## THE REQUEST
Repeat the records verbatim and leave the pictures out of your copy.

Start of INPUT RECORDS

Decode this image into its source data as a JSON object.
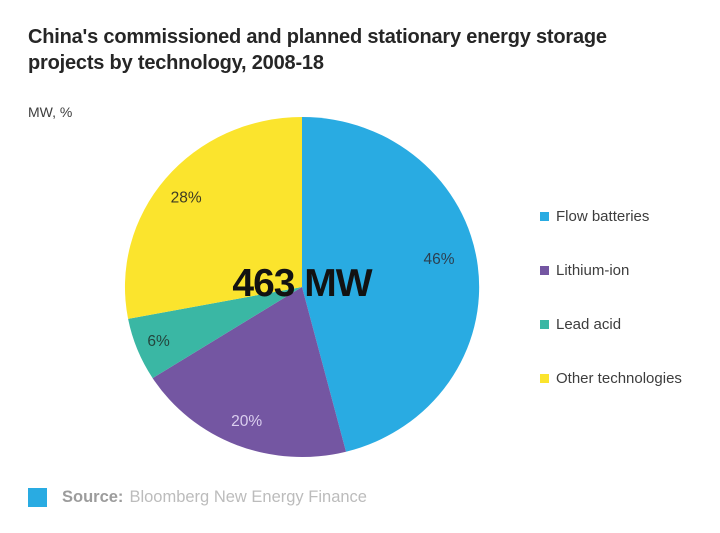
{
  "brand_color": "#29abe2",
  "source": {
    "prefix": "Source:",
    "text": "Bloomberg New Energy Finance"
  },
  "chart_data": {
    "type": "pie",
    "title": "China's commissioned and planned stationary energy storage projects by technology, 2008-18",
    "unit_label": "MW, %",
    "total_label": "463 MW",
    "total_value_mw": 463,
    "start_angle": "12 o'clock",
    "direction": "clockwise",
    "legend_position": "right",
    "slices": [
      {
        "label": "Flow batteries",
        "pct": 46,
        "color": "#29abe2",
        "pct_label": "46%",
        "pct_label_color": "#2c3f50"
      },
      {
        "label": "Lithium-ion",
        "pct": 20,
        "color": "#7456a2",
        "pct_label": "20%",
        "pct_label_color": "#dbcfef"
      },
      {
        "label": "Lead acid",
        "pct": 6,
        "color": "#3ab7a4",
        "pct_label": "6%",
        "pct_label_color": "#24453d"
      },
      {
        "label": "Other technologies",
        "pct": 28,
        "color": "#fbe42d",
        "pct_label": "28%",
        "pct_label_color": "#3c3a24"
      }
    ]
  }
}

End of INPUT RECORDS

## SOLUTION
Decode this image into its source data as a JSON object.
{
  "brand_color": "#29abe2",
  "source": {
    "prefix": "Source:",
    "text": "Bloomberg New Energy Finance"
  },
  "chart_data": {
    "type": "pie",
    "title": "China's commissioned and planned stationary energy storage projects by technology, 2008-18",
    "unit_label": "MW, %",
    "total_label": "463 MW",
    "total_value_mw": 463,
    "start_angle": "12 o'clock",
    "direction": "clockwise",
    "legend_position": "right",
    "slices": [
      {
        "label": "Flow batteries",
        "pct": 46,
        "color": "#29abe2",
        "pct_label": "46%",
        "pct_label_color": "#2c3f50"
      },
      {
        "label": "Lithium-ion",
        "pct": 20,
        "color": "#7456a2",
        "pct_label": "20%",
        "pct_label_color": "#dbcfef"
      },
      {
        "label": "Lead acid",
        "pct": 6,
        "color": "#3ab7a4",
        "pct_label": "6%",
        "pct_label_color": "#24453d"
      },
      {
        "label": "Other technologies",
        "pct": 28,
        "color": "#fbe42d",
        "pct_label": "28%",
        "pct_label_color": "#3c3a24"
      }
    ]
  }
}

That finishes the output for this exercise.